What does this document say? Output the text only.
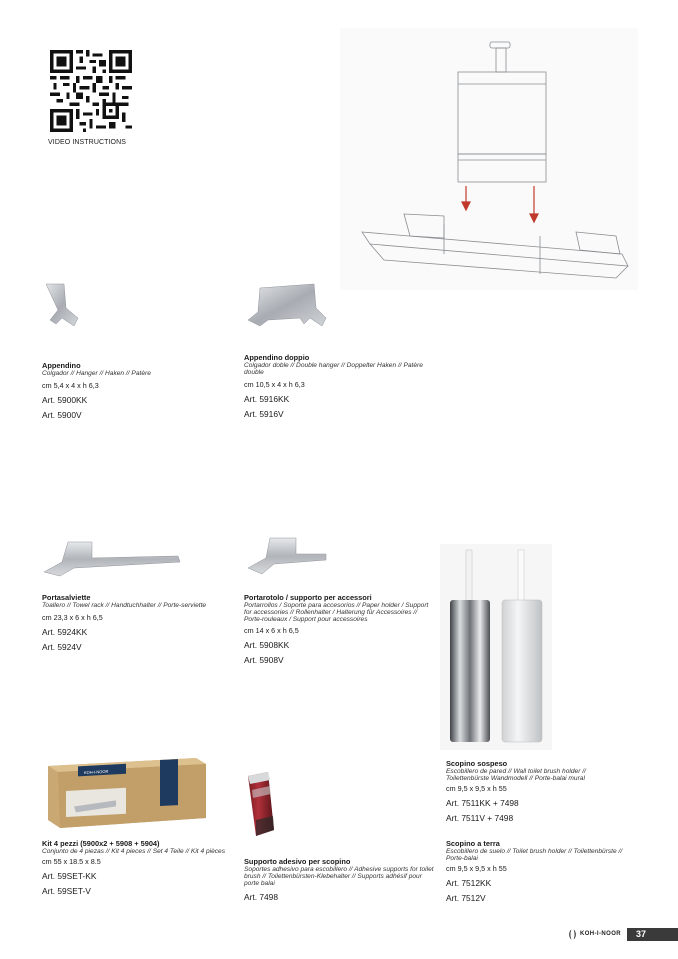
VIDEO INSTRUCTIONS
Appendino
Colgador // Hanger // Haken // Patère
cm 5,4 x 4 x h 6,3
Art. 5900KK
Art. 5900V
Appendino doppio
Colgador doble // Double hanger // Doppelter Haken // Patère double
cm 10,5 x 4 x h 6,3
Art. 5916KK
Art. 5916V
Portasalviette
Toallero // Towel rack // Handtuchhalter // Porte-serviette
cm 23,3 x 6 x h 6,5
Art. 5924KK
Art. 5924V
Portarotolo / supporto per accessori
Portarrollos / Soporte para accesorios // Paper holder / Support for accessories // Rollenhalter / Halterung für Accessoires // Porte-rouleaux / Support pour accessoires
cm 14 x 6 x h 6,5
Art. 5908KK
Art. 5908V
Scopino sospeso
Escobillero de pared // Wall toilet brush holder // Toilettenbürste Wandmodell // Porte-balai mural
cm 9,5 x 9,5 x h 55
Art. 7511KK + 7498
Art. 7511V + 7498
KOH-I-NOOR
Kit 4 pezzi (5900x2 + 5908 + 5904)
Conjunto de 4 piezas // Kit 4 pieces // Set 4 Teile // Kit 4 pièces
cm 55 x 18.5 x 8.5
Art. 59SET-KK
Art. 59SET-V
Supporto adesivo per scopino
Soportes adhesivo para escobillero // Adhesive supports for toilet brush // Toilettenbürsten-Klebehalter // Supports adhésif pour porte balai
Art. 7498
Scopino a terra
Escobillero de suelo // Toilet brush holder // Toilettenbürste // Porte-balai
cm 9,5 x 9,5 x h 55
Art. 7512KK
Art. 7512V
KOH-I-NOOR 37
□ □ □ □ □
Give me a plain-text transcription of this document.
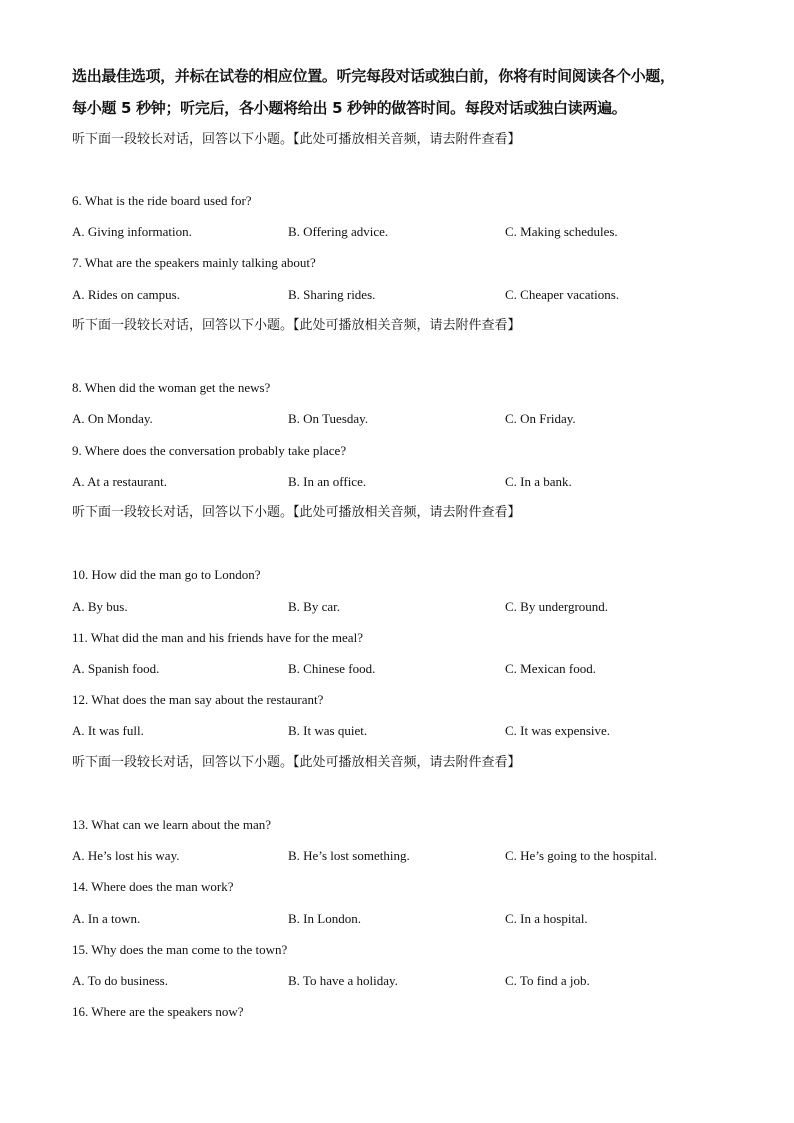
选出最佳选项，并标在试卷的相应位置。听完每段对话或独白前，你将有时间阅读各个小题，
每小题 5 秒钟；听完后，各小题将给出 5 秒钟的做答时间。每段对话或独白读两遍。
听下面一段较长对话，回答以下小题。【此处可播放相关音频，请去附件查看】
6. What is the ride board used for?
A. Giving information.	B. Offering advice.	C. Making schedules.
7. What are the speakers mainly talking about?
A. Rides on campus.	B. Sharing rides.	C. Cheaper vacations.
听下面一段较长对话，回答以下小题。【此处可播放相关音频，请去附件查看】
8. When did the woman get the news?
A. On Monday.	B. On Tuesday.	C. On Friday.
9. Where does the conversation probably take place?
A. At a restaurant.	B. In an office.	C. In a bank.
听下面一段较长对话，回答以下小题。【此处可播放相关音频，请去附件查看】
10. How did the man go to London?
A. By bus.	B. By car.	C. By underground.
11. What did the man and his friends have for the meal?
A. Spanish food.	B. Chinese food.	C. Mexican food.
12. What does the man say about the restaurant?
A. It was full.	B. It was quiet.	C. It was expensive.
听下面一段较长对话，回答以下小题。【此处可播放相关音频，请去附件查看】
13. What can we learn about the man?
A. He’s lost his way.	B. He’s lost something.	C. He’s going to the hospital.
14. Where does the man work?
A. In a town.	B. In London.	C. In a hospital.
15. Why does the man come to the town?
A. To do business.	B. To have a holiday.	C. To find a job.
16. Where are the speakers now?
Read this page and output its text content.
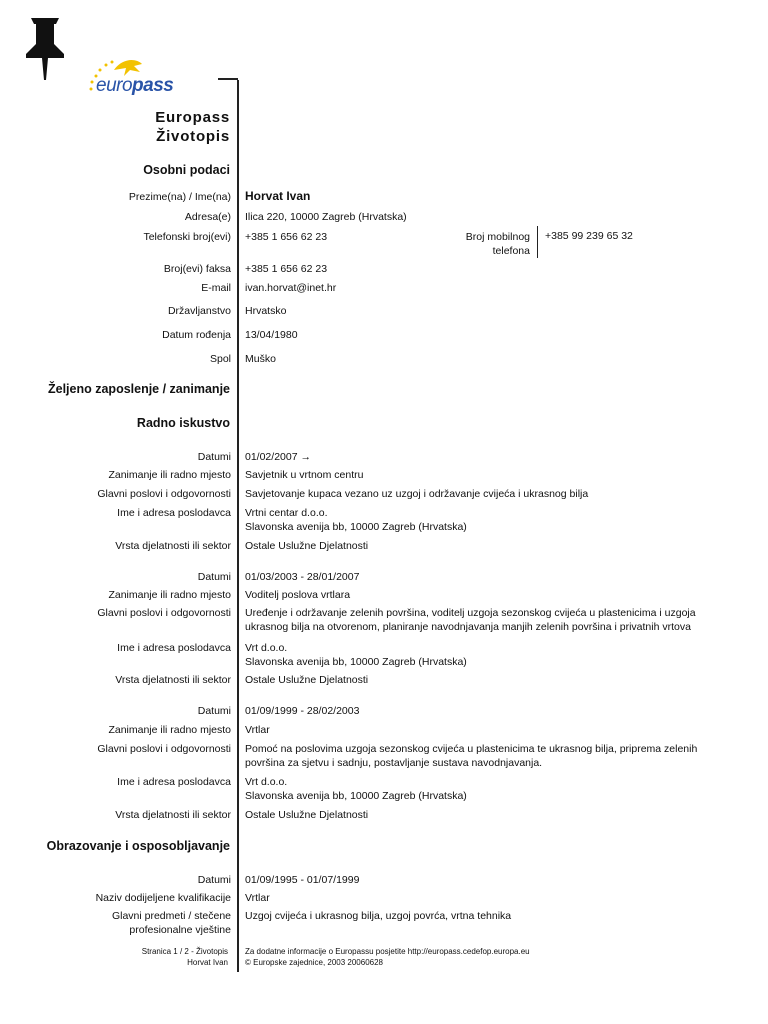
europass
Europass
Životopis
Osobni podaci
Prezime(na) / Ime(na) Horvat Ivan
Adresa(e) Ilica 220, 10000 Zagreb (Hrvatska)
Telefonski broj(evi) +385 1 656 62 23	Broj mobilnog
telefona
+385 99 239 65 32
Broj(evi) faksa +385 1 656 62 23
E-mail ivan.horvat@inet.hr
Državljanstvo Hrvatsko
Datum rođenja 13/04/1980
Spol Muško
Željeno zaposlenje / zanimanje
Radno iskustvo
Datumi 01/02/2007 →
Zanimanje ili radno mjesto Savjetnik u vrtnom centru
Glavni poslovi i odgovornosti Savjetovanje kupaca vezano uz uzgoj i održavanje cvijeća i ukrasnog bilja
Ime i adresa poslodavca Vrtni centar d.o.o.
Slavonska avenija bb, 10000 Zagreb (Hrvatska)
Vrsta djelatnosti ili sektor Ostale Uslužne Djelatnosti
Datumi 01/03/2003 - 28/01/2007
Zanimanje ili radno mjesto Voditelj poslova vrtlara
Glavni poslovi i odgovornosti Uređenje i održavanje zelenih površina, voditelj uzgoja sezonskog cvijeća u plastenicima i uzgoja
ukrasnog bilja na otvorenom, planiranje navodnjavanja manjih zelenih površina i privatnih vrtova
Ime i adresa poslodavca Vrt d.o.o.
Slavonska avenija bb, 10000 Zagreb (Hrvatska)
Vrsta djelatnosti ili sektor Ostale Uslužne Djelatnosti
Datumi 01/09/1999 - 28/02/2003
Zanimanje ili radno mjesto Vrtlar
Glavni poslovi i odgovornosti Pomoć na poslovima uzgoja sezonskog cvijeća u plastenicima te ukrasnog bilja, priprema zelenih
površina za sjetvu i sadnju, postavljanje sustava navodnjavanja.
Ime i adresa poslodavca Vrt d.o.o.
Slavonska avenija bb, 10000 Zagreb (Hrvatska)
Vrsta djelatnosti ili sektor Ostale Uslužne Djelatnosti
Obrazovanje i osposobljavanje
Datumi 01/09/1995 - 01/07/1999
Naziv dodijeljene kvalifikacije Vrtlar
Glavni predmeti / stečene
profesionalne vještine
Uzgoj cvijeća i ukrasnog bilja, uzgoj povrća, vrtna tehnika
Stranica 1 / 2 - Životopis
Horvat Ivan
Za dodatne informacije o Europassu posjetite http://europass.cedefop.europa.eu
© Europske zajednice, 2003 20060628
□ □ □ □ □
▸ Task prompt: In the lines above, locate the string "odgovornosti". Copy every line where it occurs.

▸ Response for this exercise:
Glavni poslovi i odgovornosti Savjetovanje kupaca vezano uz uzgoj i održavanje cvijeća i ukrasnog bilja
Glavni poslovi i odgovornosti Uređenje i održavanje zelenih površina, voditelj uzgoja sezonskog cvijeća u plastenicima i uzgoja
Glavni poslovi i odgovornosti Pomoć na poslovima uzgoja sezonskog cvijeća u plastenicima te ukrasnog bilja, priprema zelenih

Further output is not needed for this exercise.